Stored records
■ ■ ■ ■ ■ ■ ■

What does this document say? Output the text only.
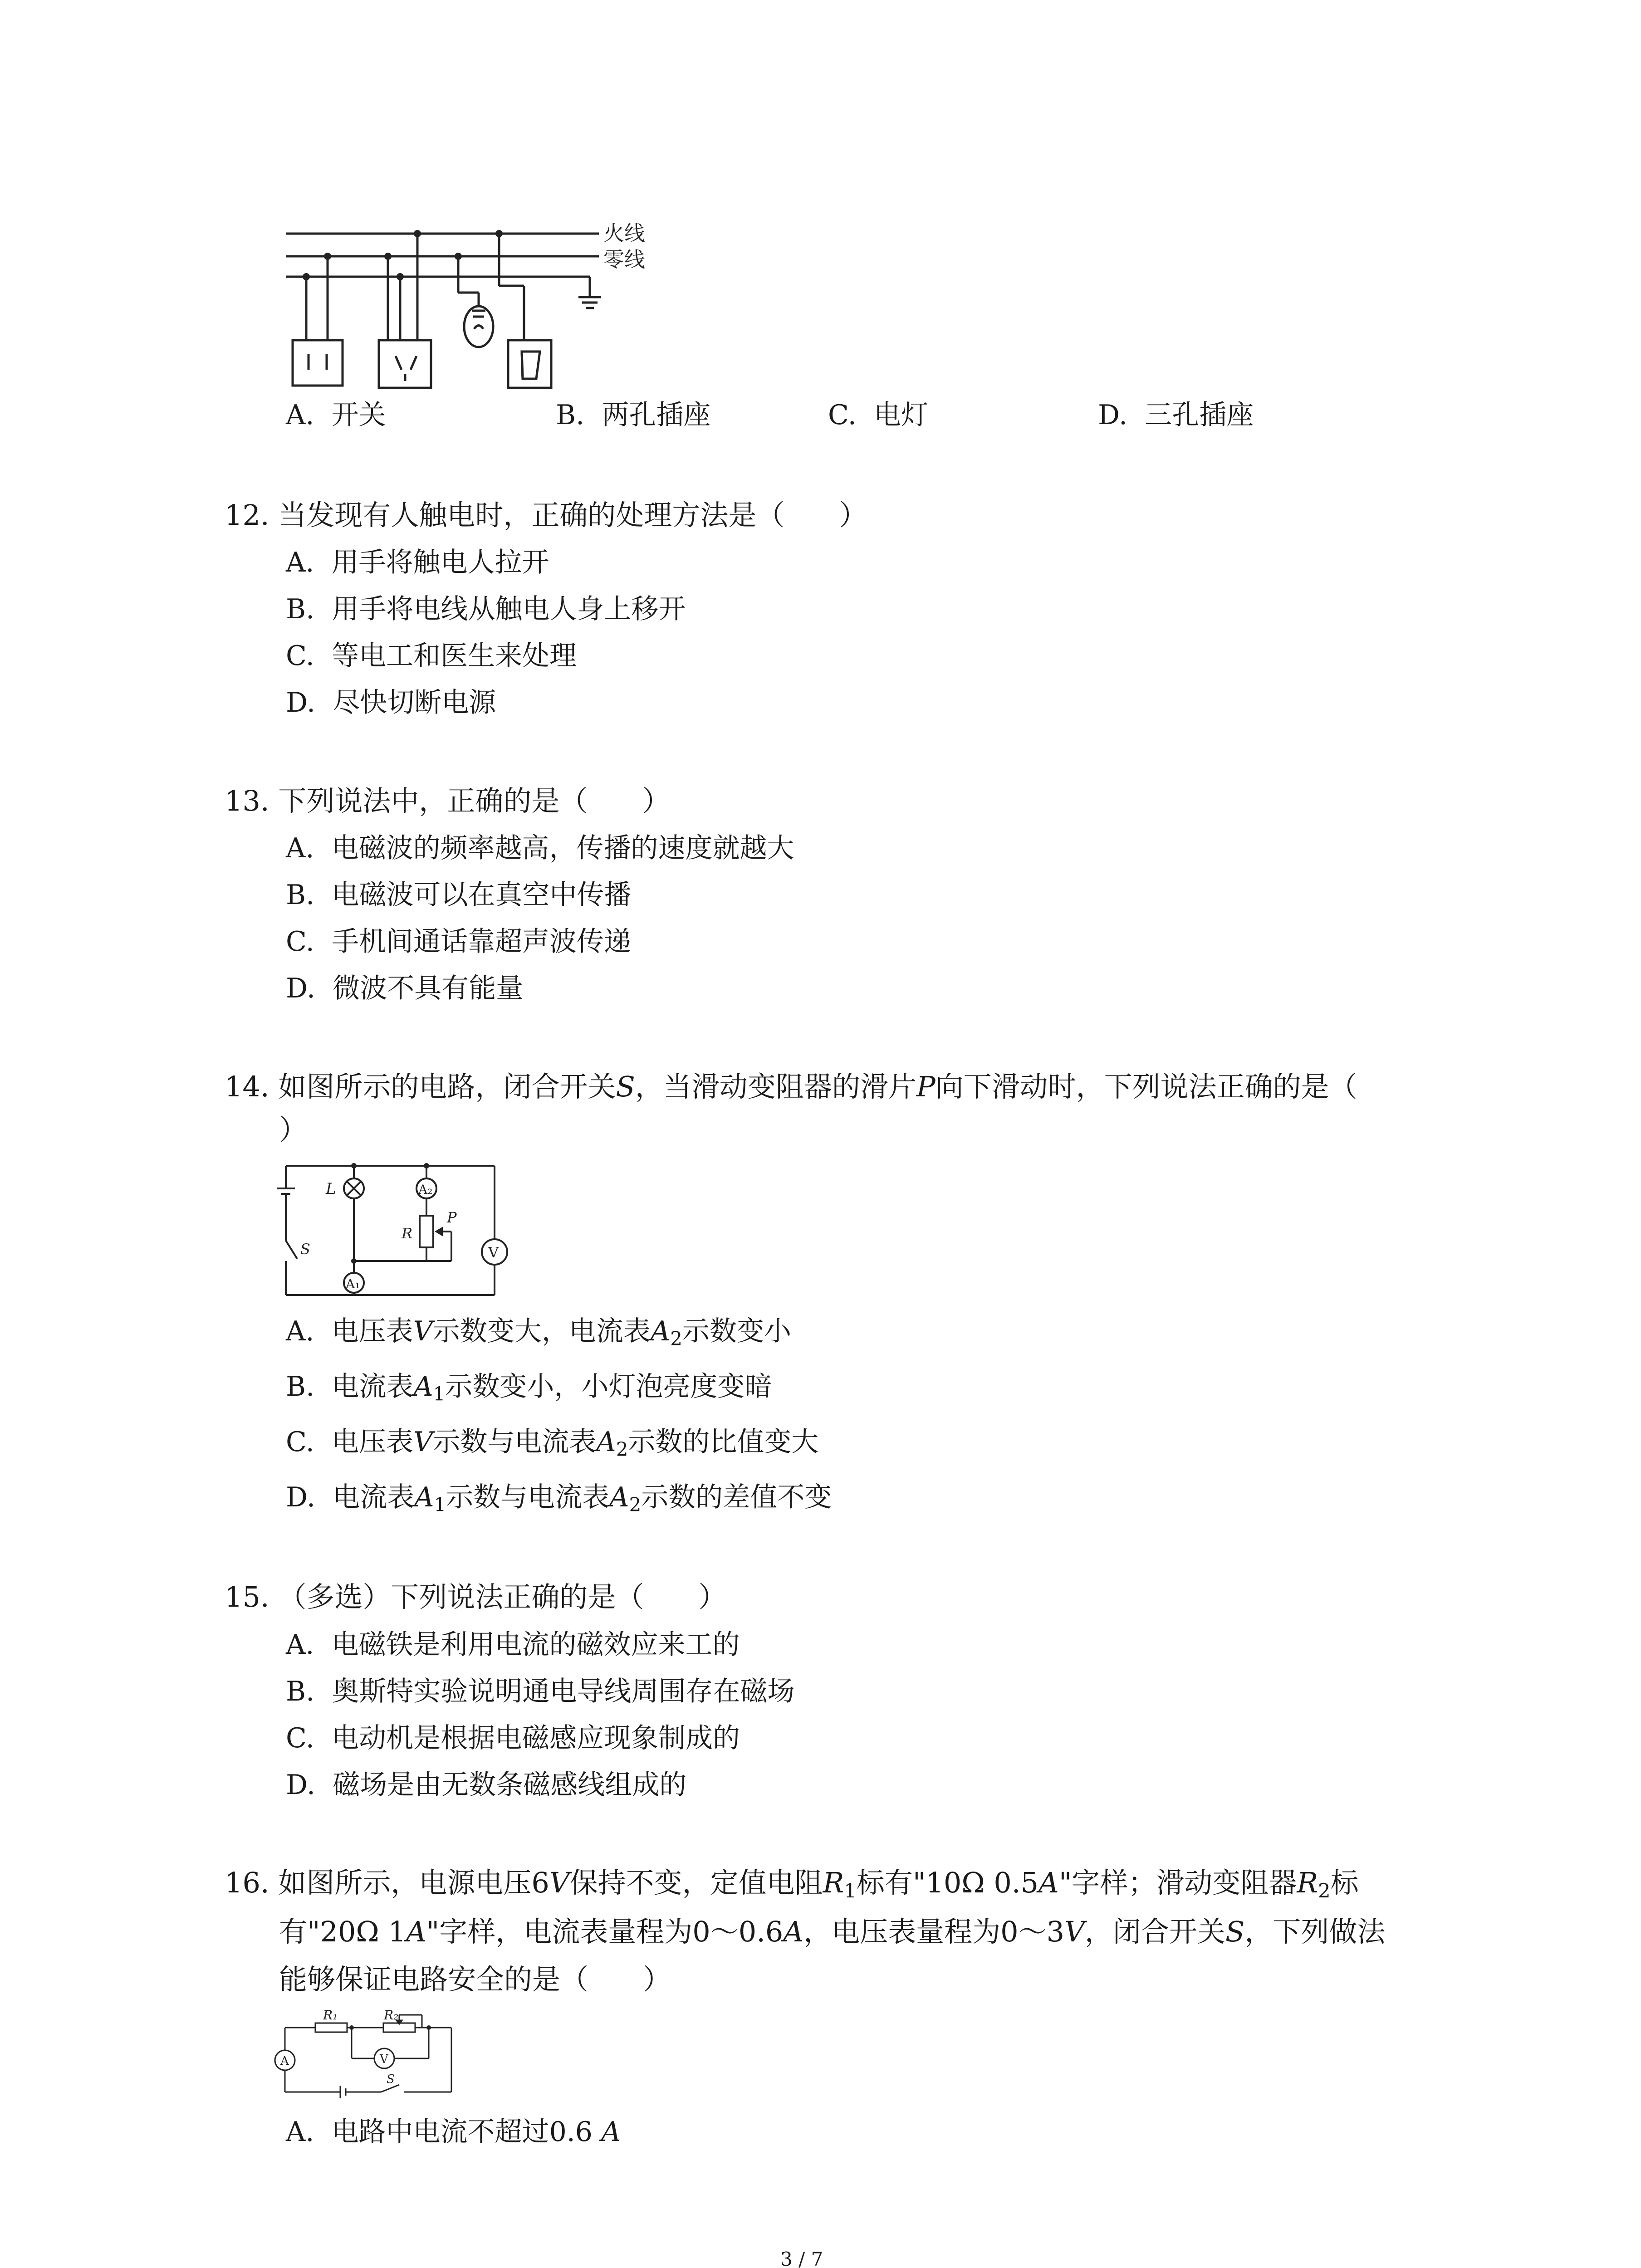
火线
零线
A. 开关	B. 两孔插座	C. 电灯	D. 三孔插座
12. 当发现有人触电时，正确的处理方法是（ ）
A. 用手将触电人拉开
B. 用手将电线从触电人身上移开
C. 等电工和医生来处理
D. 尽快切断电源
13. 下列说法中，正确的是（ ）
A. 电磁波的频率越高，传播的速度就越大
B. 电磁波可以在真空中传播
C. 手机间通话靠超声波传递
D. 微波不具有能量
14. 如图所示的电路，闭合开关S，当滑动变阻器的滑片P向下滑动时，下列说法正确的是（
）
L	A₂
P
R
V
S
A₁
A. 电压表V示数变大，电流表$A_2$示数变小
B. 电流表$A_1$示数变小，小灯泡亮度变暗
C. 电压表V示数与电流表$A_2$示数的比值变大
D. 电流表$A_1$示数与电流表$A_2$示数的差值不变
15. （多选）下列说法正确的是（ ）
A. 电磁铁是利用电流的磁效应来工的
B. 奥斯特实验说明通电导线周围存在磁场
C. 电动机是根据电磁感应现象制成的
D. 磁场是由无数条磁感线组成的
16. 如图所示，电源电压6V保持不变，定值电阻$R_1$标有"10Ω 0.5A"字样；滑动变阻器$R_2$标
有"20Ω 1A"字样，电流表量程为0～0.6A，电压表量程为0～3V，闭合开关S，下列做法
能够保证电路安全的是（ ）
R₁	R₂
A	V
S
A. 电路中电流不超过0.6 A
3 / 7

■ ■ ■ ■ ■ ■ ■

▶ _Task goal_
Repeat all the records above exactly, leaving out any pictures.

▶ _Task output_
What does this document say? Output the text only.
火线
零线
A. 开关	B. 两孔插座	C. 电灯	D. 三孔插座
12. 当发现有人触电时，正确的处理方法是（ ）
A. 用手将触电人拉开
B. 用手将电线从触电人身上移开
C. 等电工和医生来处理
D. 尽快切断电源
13. 下列说法中，正确的是（ ）
A. 电磁波的频率越高，传播的速度就越大
B. 电磁波可以在真空中传播
C. 手机间通话靠超声波传递
D. 微波不具有能量
14. 如图所示的电路，闭合开关S，当滑动变阻器的滑片P向下滑动时，下列说法正确的是（
）
L	A₂
P
R
V
S
A₁
A. 电压表V示数变大，电流表$A_2$示数变小
B. 电流表$A_1$示数变小，小灯泡亮度变暗
C. 电压表V示数与电流表$A_2$示数的比值变大
D. 电流表$A_1$示数与电流表$A_2$示数的差值不变
15. （多选）下列说法正确的是（ ）
A. 电磁铁是利用电流的磁效应来工的
B. 奥斯特实验说明通电导线周围存在磁场
C. 电动机是根据电磁感应现象制成的
D. 磁场是由无数条磁感线组成的
16. 如图所示，电源电压6V保持不变，定值电阻$R_1$标有"10Ω 0.5A"字样；滑动变阻器$R_2$标
有"20Ω 1A"字样，电流表量程为0～0.6A，电压表量程为0～3V，闭合开关S，下列做法
能够保证电路安全的是（ ）
R₁	R₂
A	V
S
A. 电路中电流不超过0.6 A
3 / 7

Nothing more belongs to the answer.